• [TASK OBJECTIVE] For the listing underneath, give the count of lines containing the string "кромок" and nothing further.

— START —

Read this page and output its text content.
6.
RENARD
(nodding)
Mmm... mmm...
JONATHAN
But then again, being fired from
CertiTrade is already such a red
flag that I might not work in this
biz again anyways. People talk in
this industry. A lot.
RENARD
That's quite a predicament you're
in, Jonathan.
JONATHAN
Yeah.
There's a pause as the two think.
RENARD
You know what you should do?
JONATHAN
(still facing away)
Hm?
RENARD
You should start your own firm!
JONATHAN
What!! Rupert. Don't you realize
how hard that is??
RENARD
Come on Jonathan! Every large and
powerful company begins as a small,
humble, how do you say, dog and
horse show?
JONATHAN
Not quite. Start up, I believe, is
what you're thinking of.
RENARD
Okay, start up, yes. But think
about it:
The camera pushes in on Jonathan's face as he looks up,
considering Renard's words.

— END —
— START —

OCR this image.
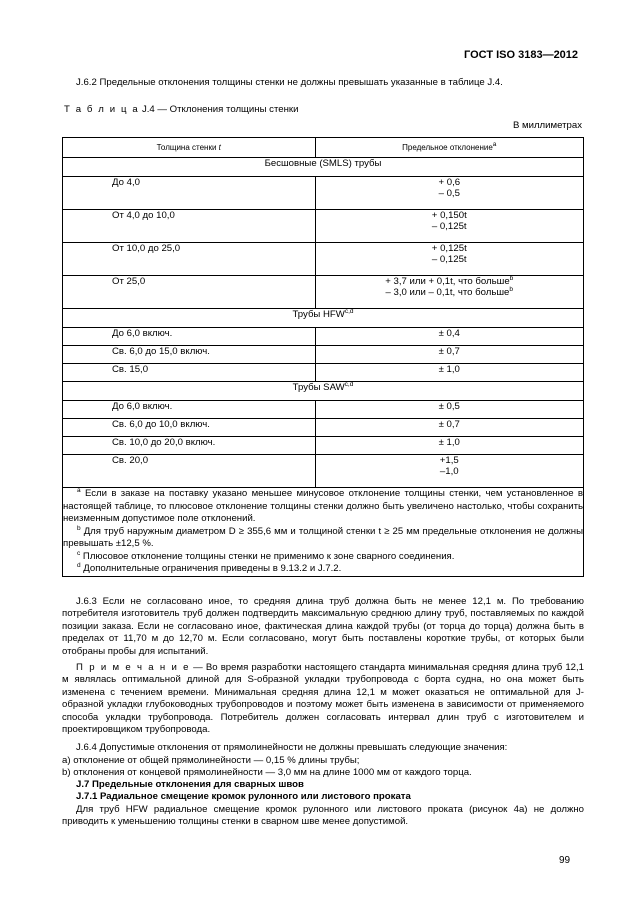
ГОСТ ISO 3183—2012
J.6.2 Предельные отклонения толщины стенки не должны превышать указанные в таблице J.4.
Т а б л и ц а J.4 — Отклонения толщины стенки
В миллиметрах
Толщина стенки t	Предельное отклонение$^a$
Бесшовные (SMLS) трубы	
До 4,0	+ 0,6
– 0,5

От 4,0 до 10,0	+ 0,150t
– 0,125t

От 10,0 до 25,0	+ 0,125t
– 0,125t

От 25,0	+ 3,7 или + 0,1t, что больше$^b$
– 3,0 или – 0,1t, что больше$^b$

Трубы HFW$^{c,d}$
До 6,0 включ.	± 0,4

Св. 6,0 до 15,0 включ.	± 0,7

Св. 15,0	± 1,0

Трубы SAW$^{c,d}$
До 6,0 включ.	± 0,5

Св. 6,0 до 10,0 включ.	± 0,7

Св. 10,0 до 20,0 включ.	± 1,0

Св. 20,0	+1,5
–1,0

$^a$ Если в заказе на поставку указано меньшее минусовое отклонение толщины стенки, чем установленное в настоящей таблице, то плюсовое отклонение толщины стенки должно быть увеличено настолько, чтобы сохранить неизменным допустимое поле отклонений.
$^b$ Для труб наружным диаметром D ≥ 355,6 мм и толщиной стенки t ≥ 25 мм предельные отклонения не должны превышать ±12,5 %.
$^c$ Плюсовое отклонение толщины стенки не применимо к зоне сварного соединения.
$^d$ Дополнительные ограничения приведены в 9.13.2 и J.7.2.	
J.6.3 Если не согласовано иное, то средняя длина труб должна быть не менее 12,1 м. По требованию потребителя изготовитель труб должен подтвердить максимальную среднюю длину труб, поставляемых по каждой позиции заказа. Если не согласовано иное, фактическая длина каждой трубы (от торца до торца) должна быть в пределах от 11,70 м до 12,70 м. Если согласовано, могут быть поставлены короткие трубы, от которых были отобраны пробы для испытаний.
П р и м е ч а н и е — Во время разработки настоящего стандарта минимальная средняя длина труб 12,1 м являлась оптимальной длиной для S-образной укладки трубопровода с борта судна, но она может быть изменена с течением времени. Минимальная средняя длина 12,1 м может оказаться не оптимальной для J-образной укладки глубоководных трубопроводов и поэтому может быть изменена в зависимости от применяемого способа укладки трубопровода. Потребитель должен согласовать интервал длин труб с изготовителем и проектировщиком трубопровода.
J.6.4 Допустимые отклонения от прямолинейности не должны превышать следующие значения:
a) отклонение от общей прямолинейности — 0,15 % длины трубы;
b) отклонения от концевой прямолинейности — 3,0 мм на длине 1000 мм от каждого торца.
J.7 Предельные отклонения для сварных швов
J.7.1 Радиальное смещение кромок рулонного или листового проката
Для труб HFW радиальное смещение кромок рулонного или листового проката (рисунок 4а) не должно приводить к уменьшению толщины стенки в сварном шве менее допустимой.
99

— END —
— START —

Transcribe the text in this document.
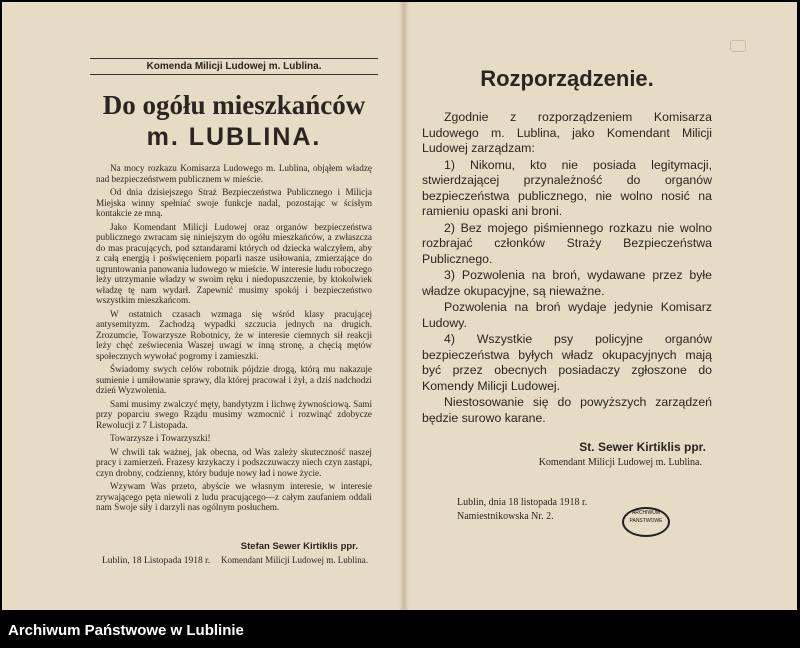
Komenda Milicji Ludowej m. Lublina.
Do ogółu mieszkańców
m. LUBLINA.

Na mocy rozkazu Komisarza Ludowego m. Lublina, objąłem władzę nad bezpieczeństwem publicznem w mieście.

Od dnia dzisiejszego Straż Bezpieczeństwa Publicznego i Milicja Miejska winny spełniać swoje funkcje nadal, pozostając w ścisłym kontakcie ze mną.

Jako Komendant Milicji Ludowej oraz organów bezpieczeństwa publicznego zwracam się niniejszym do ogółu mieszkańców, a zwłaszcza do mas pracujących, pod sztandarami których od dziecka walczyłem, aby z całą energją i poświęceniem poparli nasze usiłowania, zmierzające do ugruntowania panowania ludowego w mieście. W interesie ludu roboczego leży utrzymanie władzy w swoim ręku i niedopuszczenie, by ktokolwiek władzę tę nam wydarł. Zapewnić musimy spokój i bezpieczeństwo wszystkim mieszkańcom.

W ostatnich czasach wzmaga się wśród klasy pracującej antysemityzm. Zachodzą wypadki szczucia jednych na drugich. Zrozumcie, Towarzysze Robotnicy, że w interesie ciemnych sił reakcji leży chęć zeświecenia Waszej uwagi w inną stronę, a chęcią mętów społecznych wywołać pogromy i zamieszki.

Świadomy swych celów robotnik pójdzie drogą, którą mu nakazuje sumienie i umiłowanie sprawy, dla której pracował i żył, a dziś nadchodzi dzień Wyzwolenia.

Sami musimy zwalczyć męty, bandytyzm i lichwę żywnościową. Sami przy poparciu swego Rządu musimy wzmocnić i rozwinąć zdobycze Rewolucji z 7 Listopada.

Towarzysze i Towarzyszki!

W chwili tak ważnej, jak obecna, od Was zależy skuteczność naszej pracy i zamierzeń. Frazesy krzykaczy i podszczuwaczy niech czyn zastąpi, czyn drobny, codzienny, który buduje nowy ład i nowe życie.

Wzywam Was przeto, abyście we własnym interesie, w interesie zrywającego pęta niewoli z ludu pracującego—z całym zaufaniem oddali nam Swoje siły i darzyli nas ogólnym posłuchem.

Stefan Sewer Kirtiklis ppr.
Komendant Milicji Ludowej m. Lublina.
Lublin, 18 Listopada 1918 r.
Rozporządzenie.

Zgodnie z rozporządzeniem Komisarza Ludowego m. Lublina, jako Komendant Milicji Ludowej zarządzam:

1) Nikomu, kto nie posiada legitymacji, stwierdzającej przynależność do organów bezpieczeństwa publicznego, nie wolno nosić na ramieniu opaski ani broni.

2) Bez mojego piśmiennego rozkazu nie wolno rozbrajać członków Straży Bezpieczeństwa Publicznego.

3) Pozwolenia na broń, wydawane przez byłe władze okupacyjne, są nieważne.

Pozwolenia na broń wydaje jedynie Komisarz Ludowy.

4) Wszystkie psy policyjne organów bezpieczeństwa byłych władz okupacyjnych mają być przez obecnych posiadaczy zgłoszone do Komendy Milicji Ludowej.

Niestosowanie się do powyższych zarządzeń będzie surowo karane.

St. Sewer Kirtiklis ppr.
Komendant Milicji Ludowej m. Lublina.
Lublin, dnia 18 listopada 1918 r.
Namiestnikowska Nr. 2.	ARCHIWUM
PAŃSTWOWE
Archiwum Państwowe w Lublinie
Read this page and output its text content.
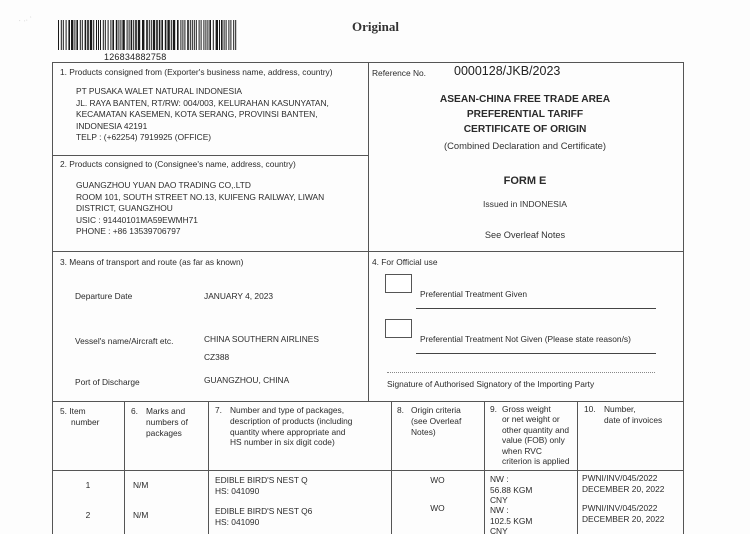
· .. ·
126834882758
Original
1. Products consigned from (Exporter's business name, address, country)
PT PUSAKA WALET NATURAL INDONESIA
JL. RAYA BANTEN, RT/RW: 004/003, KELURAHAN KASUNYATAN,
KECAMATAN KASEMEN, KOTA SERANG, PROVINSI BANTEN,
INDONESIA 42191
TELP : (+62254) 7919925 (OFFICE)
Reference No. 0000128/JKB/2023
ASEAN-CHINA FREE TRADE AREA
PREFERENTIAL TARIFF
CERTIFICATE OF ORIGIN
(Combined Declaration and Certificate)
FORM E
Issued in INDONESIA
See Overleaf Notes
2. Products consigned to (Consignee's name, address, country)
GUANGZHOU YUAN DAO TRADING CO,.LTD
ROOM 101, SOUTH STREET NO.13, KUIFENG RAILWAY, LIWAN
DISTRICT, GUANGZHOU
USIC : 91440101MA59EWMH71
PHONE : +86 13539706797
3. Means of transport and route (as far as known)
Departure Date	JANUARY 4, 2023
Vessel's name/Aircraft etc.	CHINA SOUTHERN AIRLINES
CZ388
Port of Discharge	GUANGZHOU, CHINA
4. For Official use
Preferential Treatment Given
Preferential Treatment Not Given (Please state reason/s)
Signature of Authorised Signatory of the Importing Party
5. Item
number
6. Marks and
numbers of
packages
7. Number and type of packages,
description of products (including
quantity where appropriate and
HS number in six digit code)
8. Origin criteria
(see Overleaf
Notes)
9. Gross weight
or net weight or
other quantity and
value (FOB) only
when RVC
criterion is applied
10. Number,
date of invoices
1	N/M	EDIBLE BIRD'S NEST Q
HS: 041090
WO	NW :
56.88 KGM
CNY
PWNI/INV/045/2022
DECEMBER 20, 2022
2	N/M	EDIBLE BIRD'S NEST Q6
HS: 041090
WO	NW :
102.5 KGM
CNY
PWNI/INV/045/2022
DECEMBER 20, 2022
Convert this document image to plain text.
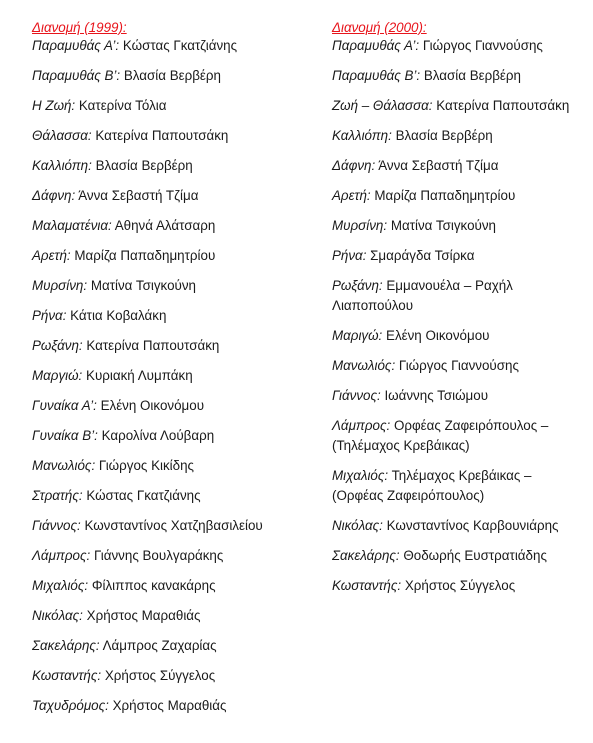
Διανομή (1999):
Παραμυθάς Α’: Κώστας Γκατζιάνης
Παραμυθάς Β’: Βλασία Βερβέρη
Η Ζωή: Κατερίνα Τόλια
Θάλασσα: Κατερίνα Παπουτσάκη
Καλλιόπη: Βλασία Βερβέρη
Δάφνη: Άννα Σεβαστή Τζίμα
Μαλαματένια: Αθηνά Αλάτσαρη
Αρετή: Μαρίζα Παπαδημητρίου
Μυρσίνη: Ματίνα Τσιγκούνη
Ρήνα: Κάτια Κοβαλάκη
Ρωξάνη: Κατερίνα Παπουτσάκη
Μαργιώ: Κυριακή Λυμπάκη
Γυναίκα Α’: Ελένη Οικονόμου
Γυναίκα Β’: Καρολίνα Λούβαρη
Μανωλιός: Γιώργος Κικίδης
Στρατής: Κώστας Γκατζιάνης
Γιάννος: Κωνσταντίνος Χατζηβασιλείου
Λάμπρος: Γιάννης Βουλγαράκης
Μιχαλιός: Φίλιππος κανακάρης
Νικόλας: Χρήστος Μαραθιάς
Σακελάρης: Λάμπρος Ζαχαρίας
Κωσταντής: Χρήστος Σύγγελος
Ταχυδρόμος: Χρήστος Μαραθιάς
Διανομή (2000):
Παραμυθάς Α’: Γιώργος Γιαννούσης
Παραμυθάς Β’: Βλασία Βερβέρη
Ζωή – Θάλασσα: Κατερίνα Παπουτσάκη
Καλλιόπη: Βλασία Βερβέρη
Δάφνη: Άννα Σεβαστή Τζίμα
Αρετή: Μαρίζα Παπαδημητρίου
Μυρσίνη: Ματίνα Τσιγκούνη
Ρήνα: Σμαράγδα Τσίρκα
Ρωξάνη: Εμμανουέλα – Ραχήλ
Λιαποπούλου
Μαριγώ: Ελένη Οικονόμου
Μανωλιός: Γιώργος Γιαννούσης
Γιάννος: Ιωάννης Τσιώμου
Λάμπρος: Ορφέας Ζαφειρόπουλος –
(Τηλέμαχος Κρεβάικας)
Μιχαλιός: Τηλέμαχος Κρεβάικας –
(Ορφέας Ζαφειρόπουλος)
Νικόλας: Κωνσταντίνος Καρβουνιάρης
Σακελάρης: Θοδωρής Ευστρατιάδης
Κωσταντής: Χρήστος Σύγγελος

— END —

• [WORKED SOLUTION] 2